▶ Exercises:
a – List every proper name of a place or residence that appears in the text about exploring Macao.
b – Answer these questions from the text about exploring Macao:
(i) In what year was the church of San Paulo destroyed by fire?
(ii) What is cultivated in the mud-flats near Porta di Cerco?
(iii) What colors are the porcelain balustrades in the garden at "Flora"?
c – Rewrite the passage of the text about exploring Macao, starting with "The following morning" and going on through "a vault anyway?", putting "sedan chair" wherever "rickshaw" occurs.

START Exercise text

The following morning I hired a rickshaw and two Chinese boys and explored Macao. The streets of the town are narrow and often steep. I dislike a rickshaw very much, and still more do I dislike being drawn about by a panting and perspiring runner; but, of course, here it is the usual thing.

I went first to the ruins of the church of San Paulo, the façade of which is alone remaining, and it is a conspicuous object from every quarter. It was destroyed by fire in 1835. It is approached by long, steep flights of steps under which is said to be a vault containing treasure, and subterranean passages, leading to Guia fort, and under the sea for a mile to Green Island.

I was not a bit impressed by this tale of treasure. If it was there no one would have allowed me to dig it up, and what is the good of treasure in a vault anyway?

I inspected a silk factory in a dirty Chinese village, where numbers of women were spinning—a curious sight; then to Porta di Cerco—the barrier on the causeway which joins Macao and the island. Near this part are mud-flats in the seashallows where oysters, are cultivated. The men go over the mud on planks with great ease and at some pace. "Flora," the country residence of the Governor, is also near—a villa with a very charming Chinese garden laid out in terraces with balustrades of turquoise blue and green porcelain. There are also public gardens, the paths and grass bordered with miniature white railings a few inches high, which had a quaint and pleasing effect.

I had made a long tour of the island and was trundling along peacefully by the edge of the sea when my coolies suddenly stopped, exchanged remarks, and one said to me, " You killee me."

END Exercise text
START Excerpted records

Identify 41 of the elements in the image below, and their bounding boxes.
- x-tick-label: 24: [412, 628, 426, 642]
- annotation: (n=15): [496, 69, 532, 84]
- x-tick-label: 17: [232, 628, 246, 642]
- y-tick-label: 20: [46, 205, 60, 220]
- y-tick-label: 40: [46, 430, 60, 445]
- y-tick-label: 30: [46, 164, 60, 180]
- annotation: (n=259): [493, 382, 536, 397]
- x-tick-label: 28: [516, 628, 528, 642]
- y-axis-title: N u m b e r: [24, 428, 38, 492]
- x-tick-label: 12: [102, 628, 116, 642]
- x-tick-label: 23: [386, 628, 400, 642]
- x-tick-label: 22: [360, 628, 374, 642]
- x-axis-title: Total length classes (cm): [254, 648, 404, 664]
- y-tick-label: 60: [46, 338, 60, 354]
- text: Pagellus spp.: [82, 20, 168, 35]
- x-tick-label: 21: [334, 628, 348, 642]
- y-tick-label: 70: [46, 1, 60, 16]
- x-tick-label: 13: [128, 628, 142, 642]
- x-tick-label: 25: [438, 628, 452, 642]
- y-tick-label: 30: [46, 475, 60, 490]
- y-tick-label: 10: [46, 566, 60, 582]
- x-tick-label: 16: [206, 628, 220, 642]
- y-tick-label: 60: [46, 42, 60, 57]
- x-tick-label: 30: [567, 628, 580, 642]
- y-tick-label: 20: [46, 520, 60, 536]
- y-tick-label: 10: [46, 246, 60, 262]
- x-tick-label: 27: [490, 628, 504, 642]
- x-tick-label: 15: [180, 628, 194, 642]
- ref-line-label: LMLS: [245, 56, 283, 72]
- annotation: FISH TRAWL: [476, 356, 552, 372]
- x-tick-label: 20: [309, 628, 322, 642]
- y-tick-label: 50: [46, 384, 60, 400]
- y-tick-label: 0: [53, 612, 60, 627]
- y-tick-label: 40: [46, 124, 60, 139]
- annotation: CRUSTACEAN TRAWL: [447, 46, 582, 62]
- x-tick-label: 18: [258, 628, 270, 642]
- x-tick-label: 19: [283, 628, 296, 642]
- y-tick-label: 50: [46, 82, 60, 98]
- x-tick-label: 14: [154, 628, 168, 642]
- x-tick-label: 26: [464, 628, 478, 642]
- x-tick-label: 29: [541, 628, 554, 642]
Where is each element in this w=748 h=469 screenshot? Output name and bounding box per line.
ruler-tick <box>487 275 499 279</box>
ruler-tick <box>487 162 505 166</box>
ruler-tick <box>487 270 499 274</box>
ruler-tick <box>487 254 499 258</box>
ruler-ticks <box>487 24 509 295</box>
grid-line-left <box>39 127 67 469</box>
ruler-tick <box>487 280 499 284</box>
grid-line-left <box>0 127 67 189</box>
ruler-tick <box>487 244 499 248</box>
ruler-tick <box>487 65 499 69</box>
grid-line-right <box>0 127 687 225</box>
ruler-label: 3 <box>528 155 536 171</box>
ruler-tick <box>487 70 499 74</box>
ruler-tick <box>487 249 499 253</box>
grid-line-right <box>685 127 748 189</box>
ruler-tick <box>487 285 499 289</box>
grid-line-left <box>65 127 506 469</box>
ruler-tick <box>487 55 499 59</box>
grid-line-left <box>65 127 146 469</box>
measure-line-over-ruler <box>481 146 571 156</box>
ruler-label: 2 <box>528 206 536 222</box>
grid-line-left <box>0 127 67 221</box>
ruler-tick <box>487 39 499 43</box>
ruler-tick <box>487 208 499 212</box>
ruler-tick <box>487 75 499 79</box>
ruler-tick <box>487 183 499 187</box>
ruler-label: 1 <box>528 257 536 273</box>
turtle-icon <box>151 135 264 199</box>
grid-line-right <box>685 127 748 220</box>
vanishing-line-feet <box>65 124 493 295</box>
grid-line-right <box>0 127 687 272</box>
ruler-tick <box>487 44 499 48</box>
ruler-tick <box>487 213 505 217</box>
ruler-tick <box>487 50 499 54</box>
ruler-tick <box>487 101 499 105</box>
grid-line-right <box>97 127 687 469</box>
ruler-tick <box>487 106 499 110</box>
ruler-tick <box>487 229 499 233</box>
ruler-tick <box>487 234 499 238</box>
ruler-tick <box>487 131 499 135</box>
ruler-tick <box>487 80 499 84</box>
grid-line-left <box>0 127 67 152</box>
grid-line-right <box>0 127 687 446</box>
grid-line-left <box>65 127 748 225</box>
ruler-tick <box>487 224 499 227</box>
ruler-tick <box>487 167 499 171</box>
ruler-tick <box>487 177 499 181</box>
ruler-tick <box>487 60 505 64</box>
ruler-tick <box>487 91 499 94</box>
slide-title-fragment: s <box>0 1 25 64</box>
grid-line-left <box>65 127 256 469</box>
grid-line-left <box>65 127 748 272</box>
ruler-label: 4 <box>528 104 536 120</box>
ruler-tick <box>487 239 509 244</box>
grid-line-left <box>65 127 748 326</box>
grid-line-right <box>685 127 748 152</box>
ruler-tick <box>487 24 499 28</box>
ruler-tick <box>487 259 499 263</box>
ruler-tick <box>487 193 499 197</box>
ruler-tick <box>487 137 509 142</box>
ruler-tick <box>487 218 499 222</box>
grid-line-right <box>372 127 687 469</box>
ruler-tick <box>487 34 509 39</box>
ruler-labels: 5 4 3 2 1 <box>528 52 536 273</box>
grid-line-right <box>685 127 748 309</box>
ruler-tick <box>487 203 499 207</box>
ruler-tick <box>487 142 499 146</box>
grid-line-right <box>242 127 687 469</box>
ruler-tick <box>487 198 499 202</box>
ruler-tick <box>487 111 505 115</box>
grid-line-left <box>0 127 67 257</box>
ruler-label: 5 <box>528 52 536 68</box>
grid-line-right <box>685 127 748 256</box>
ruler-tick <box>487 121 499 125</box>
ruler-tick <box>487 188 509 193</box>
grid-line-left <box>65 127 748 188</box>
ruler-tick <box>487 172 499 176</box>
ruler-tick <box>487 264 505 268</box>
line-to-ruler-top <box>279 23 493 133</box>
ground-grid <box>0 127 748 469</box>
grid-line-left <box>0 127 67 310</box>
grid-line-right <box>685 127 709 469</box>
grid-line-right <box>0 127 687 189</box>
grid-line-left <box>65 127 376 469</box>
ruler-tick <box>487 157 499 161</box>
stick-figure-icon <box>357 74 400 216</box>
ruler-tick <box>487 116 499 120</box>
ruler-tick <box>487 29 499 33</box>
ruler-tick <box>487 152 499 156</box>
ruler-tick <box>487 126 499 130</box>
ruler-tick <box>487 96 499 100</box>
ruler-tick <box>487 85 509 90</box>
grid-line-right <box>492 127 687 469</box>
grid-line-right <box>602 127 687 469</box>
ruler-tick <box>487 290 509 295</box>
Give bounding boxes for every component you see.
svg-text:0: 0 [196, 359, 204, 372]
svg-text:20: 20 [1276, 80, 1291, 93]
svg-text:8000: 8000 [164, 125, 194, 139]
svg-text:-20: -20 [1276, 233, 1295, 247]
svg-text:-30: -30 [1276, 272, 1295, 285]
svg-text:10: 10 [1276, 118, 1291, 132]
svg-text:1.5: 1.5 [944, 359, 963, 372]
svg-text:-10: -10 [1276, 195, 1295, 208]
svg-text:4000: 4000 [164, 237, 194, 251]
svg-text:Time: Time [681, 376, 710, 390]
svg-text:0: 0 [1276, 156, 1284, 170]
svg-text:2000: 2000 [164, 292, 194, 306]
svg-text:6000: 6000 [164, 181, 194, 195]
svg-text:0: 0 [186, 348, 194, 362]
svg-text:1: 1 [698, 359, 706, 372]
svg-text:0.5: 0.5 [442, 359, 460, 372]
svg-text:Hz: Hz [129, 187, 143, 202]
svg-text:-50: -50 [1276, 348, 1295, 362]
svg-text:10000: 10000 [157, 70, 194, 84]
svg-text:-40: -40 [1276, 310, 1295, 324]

END Excerpted records

▶ Solutions for each task:
a –
Macao
San Paulo
Guia fort
Green Island
Porta di Cerco
"Flora"

b –
(i) 1835
(ii) Oysters
(iii) Turquoise blue and green

c –
The following morning I hired a sedan chair and two Chinese boys and explored Macao. The streets of the town are narrow and often steep. I dislike a sedan chair very much, and still more do I dislike being drawn about by a panting and perspiring runner; but, of course, here it is the usual thing.

I went first to the ruins of the church of San Paulo, the façade of which is alone remaining, and it is a conspicuous object from every quarter. It was destroyed by fire in 1835. It is approached by long, steep flights of steps under which is said to be a vault containing treasure, and subterranean passages, leading to Guia fort, and under the sea for a mile to Green Island.

I was not a bit impressed by this tale of treasure. If it was there no one would have allowed me to dig it up, and what is the good of treasure in a vault anyway?